• **Raw data**:

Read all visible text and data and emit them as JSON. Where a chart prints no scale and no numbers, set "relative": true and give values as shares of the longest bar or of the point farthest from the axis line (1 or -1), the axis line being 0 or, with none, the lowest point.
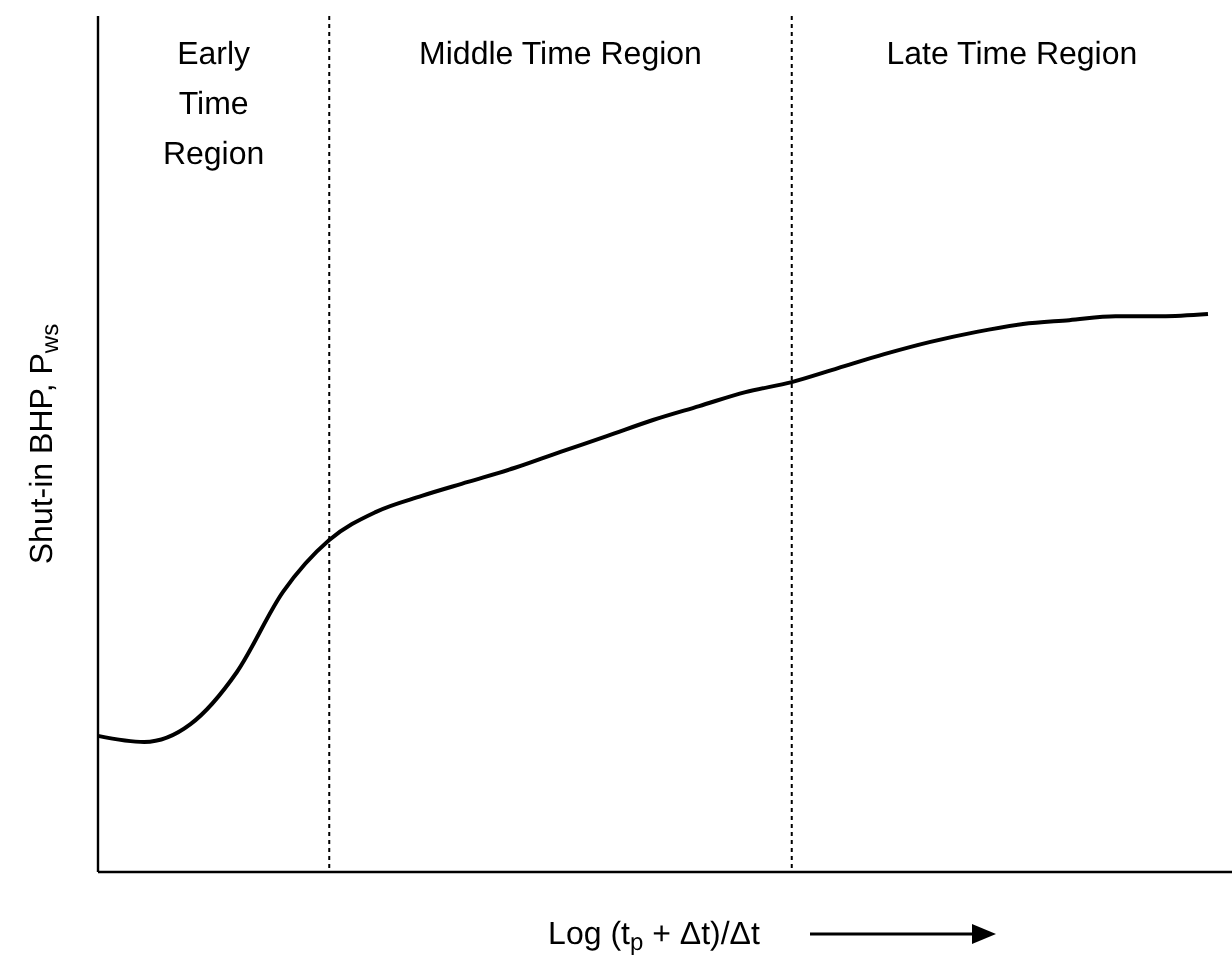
{
  "chart_data": {
    "type": "line",
    "relative": true,
    "xlabel": "Log (t$_{p}$ + Δt)/Δt",
    "ylabel": "Shut-in BHP, P$_{ws}$",
    "categories": [
      null,
      null,
      null,
      null,
      null,
      null,
      null,
      null,
      null,
      null,
      null,
      null,
      null,
      null,
      null,
      null,
      null,
      null,
      null,
      null,
      null,
      null,
      null,
      null,
      null
    ],
    "series": [
      {
        "color": "#000000",
        "values": [
          0.244,
          0.233,
          0.265,
          0.358,
          0.502,
          0.595,
          0.645,
          0.674,
          0.699,
          0.724,
          0.753,
          0.781,
          0.81,
          0.835,
          0.86,
          0.878,
          0.903,
          0.928,
          0.95,
          0.968,
          0.982,
          0.989,
          0.996,
          0.996,
          1
        ]
      }
    ],
    "annotations": [
      "Early Time Region",
      "Middle Time Region",
      "Late Time Region"
    ],
    "marker": "none",
    "line_style": "solid"
  }
}
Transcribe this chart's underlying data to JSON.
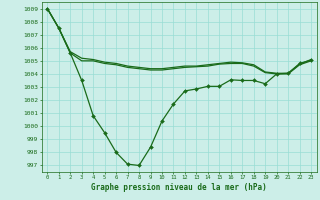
{
  "xlabel": "Graphe pression niveau de la mer (hPa)",
  "bg_color": "#cceee8",
  "grid_color": "#99ddd5",
  "line_color": "#1a6b1a",
  "ylim": [
    996.5,
    1009.5
  ],
  "xlim": [
    -0.5,
    23.5
  ],
  "yticks": [
    997,
    998,
    999,
    1000,
    1001,
    1002,
    1003,
    1004,
    1005,
    1006,
    1007,
    1008,
    1009
  ],
  "xticks": [
    0,
    1,
    2,
    3,
    4,
    5,
    6,
    7,
    8,
    9,
    10,
    11,
    12,
    13,
    14,
    15,
    16,
    17,
    18,
    19,
    20,
    21,
    22,
    23
  ],
  "series": [
    {
      "x": [
        0,
        1,
        2,
        3,
        4,
        5,
        6,
        7,
        8,
        9,
        10,
        11,
        12,
        13,
        14,
        15,
        16,
        17,
        18,
        19,
        20,
        21,
        22,
        23
      ],
      "y": [
        1009.0,
        1007.5,
        1005.7,
        1005.2,
        1005.1,
        1004.9,
        1004.8,
        1004.6,
        1004.5,
        1004.4,
        1004.4,
        1004.5,
        1004.6,
        1004.6,
        1004.7,
        1004.8,
        1004.9,
        1004.85,
        1004.7,
        1004.15,
        1004.05,
        1004.05,
        1004.75,
        1005.1
      ],
      "marker": false,
      "linewidth": 0.9
    },
    {
      "x": [
        0,
        1,
        2,
        3,
        4,
        5,
        6,
        7,
        8,
        9,
        10,
        11,
        12,
        13,
        14,
        15,
        16,
        17,
        18,
        19,
        20,
        21,
        22,
        23
      ],
      "y": [
        1009.0,
        1007.5,
        1005.6,
        1005.0,
        1005.0,
        1004.8,
        1004.7,
        1004.5,
        1004.4,
        1004.3,
        1004.3,
        1004.4,
        1004.5,
        1004.55,
        1004.6,
        1004.75,
        1004.8,
        1004.8,
        1004.6,
        1004.1,
        1004.0,
        1004.0,
        1004.7,
        1005.0
      ],
      "marker": false,
      "linewidth": 0.9
    },
    {
      "x": [
        0,
        1,
        2,
        3,
        4,
        5,
        6,
        7,
        8,
        9,
        10,
        11,
        12,
        13,
        14,
        15,
        16,
        17,
        18,
        19,
        20,
        21,
        22,
        23
      ],
      "y": [
        1009.0,
        1007.5,
        1005.6,
        1003.5,
        1000.8,
        999.5,
        998.0,
        997.1,
        997.0,
        998.4,
        1000.4,
        1001.7,
        1002.7,
        1002.85,
        1003.05,
        1003.05,
        1003.55,
        1003.5,
        1003.5,
        1003.25,
        1004.0,
        1004.05,
        1004.8,
        1005.05
      ],
      "marker": true,
      "linewidth": 0.9
    }
  ]
}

• **Written task**:
Without the pictures, repeat the listing above exactly.

• **Complete answer**:
Read all visible text and data and emit them as JSON. Where a chart prints no scale and no numbers, set "relative": true and give values as shares of the longest bar or of the point farthest from the axis line (1 or -1), the axis line being 0 or, with none, the lowest point.
{
  "chart_data": {
    "type": "line",
    "relative": true,
    "xlabel": "Log (t$_{p}$ + Δt)/Δt",
    "ylabel": "Shut-in BHP, P$_{ws}$",
    "categories": [
      null,
      null,
      null,
      null,
      null,
      null,
      null,
      null,
      null,
      null,
      null,
      null,
      null,
      null,
      null,
      null,
      null,
      null,
      null,
      null,
      null,
      null,
      null,
      null,
      null
    ],
    "series": [
      {
        "color": "#000000",
        "values": [
          0.244,
          0.233,
          0.265,
          0.358,
          0.502,
          0.595,
          0.645,
          0.674,
          0.699,
          0.724,
          0.753,
          0.781,
          0.81,
          0.835,
          0.86,
          0.878,
          0.903,
          0.928,
          0.95,
          0.968,
          0.982,
          0.989,
          0.996,
          0.996,
          1
        ]
      }
    ],
    "annotations": [
      "Early Time Region",
      "Middle Time Region",
      "Late Time Region"
    ],
    "marker": "none",
    "line_style": "solid"
  }
}
Transcribe this chart's underlying data to JSON.
{
  "xlabel": "Graphe pression niveau de la mer (hPa)",
  "bg_color": "#cceee8",
  "grid_color": "#99ddd5",
  "line_color": "#1a6b1a",
  "ylim": [
    996.5,
    1009.5
  ],
  "xlim": [
    -0.5,
    23.5
  ],
  "yticks": [
    997,
    998,
    999,
    1000,
    1001,
    1002,
    1003,
    1004,
    1005,
    1006,
    1007,
    1008,
    1009
  ],
  "xticks": [
    0,
    1,
    2,
    3,
    4,
    5,
    6,
    7,
    8,
    9,
    10,
    11,
    12,
    13,
    14,
    15,
    16,
    17,
    18,
    19,
    20,
    21,
    22,
    23
  ],
  "series": [
    {
      "x": [
        0,
        1,
        2,
        3,
        4,
        5,
        6,
        7,
        8,
        9,
        10,
        11,
        12,
        13,
        14,
        15,
        16,
        17,
        18,
        19,
        20,
        21,
        22,
        23
      ],
      "y": [
        1009.0,
        1007.5,
        1005.7,
        1005.2,
        1005.1,
        1004.9,
        1004.8,
        1004.6,
        1004.5,
        1004.4,
        1004.4,
        1004.5,
        1004.6,
        1004.6,
        1004.7,
        1004.8,
        1004.9,
        1004.85,
        1004.7,
        1004.15,
        1004.05,
        1004.05,
        1004.75,
        1005.1
      ],
      "marker": false,
      "linewidth": 0.9
    },
    {
      "x": [
        0,
        1,
        2,
        3,
        4,
        5,
        6,
        7,
        8,
        9,
        10,
        11,
        12,
        13,
        14,
        15,
        16,
        17,
        18,
        19,
        20,
        21,
        22,
        23
      ],
      "y": [
        1009.0,
        1007.5,
        1005.6,
        1005.0,
        1005.0,
        1004.8,
        1004.7,
        1004.5,
        1004.4,
        1004.3,
        1004.3,
        1004.4,
        1004.5,
        1004.55,
        1004.6,
        1004.75,
        1004.8,
        1004.8,
        1004.6,
        1004.1,
        1004.0,
        1004.0,
        1004.7,
        1005.0
      ],
      "marker": false,
      "linewidth": 0.9
    },
    {
      "x": [
        0,
        1,
        2,
        3,
        4,
        5,
        6,
        7,
        8,
        9,
        10,
        11,
        12,
        13,
        14,
        15,
        16,
        17,
        18,
        19,
        20,
        21,
        22,
        23
      ],
      "y": [
        1009.0,
        1007.5,
        1005.6,
        1003.5,
        1000.8,
        999.5,
        998.0,
        997.1,
        997.0,
        998.4,
        1000.4,
        1001.7,
        1002.7,
        1002.85,
        1003.05,
        1003.05,
        1003.55,
        1003.5,
        1003.5,
        1003.25,
        1004.0,
        1004.05,
        1004.8,
        1005.05
      ],
      "marker": true,
      "linewidth": 0.9
    }
  ]
}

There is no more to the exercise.